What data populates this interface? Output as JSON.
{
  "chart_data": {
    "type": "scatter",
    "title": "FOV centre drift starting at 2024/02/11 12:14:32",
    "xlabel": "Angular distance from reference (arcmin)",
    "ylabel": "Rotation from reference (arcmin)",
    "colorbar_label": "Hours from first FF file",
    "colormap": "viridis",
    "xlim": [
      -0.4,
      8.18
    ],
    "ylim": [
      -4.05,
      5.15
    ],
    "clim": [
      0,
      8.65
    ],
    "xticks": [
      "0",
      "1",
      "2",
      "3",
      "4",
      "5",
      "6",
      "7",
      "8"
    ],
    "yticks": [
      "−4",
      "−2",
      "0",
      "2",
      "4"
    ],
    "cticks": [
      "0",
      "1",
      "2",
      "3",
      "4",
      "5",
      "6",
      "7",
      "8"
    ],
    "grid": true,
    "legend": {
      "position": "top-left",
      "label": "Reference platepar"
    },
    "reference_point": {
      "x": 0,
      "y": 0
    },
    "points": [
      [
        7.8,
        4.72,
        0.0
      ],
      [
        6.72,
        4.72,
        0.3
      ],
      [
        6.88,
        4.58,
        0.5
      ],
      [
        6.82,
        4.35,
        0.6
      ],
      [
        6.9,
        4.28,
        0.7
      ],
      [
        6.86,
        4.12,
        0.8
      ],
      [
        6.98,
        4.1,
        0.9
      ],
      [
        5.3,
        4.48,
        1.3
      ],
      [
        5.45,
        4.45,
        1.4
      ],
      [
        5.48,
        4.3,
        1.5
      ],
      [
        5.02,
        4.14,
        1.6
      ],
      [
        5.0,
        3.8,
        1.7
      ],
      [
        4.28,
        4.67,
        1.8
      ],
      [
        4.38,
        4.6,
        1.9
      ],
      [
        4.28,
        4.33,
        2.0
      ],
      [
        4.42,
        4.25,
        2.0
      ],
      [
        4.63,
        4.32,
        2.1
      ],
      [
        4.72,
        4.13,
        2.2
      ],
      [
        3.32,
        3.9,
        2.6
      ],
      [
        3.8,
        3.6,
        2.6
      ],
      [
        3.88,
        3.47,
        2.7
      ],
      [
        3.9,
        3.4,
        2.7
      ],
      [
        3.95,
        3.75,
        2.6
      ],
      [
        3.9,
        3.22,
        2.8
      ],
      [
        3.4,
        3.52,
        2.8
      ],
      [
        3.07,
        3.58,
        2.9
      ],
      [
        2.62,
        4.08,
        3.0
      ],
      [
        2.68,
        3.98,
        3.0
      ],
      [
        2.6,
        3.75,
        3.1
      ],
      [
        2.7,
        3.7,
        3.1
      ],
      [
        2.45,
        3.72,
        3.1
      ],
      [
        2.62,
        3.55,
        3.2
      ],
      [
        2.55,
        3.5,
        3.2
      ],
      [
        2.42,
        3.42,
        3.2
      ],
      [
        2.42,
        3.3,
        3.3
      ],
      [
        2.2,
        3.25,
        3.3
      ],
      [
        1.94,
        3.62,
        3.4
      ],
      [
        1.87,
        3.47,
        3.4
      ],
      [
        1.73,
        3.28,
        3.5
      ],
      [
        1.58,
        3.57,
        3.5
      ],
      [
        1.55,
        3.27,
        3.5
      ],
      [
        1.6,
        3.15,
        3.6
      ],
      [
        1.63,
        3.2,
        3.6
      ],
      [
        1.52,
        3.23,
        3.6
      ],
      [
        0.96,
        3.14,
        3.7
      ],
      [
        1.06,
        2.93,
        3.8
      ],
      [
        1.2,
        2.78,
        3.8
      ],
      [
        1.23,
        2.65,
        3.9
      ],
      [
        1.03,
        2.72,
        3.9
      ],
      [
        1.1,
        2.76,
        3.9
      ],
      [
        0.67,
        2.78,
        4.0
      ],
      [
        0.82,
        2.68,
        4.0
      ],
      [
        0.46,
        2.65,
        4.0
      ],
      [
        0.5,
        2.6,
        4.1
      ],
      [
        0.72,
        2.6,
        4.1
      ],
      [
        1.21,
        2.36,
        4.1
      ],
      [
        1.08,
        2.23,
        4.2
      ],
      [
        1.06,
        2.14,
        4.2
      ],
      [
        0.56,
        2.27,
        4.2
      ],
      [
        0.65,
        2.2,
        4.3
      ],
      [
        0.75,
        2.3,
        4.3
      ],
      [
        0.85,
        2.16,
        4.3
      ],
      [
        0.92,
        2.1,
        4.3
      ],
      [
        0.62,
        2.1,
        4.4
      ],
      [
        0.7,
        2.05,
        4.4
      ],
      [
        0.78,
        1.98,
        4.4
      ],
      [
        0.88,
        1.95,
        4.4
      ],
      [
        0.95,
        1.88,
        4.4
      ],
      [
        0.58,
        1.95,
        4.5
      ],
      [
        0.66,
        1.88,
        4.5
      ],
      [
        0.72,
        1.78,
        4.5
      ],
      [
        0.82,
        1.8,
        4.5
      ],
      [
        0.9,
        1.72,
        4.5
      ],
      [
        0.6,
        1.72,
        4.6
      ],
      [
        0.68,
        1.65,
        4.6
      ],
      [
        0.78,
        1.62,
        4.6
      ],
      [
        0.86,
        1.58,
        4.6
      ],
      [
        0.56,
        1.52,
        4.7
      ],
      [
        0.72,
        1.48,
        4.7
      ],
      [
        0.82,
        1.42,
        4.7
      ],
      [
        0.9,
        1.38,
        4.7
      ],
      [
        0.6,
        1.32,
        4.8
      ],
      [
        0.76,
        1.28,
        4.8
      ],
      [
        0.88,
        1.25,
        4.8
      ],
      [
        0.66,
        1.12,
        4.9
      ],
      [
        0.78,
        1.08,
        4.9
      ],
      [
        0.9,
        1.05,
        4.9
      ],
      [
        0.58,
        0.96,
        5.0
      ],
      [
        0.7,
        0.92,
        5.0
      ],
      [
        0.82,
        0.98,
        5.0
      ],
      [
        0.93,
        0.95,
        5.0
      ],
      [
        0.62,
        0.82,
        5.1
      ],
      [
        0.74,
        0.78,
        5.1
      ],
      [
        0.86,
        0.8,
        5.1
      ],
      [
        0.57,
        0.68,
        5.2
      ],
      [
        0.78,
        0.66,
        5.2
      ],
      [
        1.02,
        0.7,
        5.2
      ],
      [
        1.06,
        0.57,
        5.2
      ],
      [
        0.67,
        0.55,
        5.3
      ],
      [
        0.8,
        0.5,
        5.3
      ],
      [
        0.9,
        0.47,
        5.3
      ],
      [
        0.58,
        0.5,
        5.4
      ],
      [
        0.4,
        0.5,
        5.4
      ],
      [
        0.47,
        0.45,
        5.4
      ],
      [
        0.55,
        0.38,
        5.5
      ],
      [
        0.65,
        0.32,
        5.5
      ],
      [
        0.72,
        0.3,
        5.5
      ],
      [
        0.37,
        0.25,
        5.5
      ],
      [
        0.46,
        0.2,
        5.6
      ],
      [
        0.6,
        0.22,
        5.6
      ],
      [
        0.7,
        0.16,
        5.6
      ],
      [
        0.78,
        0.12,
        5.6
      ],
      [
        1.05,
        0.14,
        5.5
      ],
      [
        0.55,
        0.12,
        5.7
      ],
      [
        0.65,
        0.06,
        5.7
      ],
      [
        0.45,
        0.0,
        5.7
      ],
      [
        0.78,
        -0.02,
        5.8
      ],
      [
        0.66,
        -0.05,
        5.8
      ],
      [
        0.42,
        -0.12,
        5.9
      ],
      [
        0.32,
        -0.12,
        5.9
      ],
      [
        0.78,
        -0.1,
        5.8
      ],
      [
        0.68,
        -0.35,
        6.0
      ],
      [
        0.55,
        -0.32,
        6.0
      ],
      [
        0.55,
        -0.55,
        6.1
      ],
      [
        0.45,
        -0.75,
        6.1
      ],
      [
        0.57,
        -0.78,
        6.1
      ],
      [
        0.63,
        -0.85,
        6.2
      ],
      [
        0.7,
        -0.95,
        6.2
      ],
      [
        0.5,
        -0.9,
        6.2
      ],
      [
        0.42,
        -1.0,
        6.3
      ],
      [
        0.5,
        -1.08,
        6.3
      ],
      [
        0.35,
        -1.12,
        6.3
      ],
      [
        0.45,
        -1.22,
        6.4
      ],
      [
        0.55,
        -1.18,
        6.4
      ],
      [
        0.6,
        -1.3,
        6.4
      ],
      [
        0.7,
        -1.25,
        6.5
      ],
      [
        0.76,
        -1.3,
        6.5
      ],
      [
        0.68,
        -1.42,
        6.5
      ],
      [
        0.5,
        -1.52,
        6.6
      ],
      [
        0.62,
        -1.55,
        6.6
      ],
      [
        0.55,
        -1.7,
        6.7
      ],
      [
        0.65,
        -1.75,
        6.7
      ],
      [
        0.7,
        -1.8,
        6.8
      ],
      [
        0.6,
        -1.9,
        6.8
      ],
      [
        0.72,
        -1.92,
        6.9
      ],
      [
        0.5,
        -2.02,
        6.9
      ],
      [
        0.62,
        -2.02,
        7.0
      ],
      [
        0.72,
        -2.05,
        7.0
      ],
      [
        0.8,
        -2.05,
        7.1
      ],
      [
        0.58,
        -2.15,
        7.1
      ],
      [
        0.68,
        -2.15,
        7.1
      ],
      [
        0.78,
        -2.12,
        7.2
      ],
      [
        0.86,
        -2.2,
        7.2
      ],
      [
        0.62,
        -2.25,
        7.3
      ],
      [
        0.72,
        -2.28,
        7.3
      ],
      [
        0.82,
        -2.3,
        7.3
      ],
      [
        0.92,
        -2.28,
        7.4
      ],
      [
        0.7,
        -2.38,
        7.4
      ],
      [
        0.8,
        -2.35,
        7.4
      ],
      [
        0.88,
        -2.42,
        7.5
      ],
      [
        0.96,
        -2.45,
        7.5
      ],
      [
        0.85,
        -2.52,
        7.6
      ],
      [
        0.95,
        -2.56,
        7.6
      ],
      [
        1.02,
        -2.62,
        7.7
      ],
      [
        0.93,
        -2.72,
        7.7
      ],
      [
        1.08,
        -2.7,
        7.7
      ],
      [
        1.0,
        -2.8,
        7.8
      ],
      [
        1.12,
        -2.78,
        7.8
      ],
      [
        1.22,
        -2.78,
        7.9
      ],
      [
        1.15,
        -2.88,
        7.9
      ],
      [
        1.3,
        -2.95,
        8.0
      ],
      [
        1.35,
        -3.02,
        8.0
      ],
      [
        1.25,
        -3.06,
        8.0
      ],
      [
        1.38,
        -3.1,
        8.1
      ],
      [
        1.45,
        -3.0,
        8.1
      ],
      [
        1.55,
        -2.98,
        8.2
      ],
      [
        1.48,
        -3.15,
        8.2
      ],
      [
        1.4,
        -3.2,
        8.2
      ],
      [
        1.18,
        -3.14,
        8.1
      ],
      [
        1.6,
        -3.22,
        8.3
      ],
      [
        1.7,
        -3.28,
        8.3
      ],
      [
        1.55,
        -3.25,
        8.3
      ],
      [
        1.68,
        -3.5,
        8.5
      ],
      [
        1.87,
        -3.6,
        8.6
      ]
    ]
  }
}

..............................

== What is required ==
Among the lines of the data above, determine how many contain the word "arcmin". Report the number alone.

== Problem solution ==
2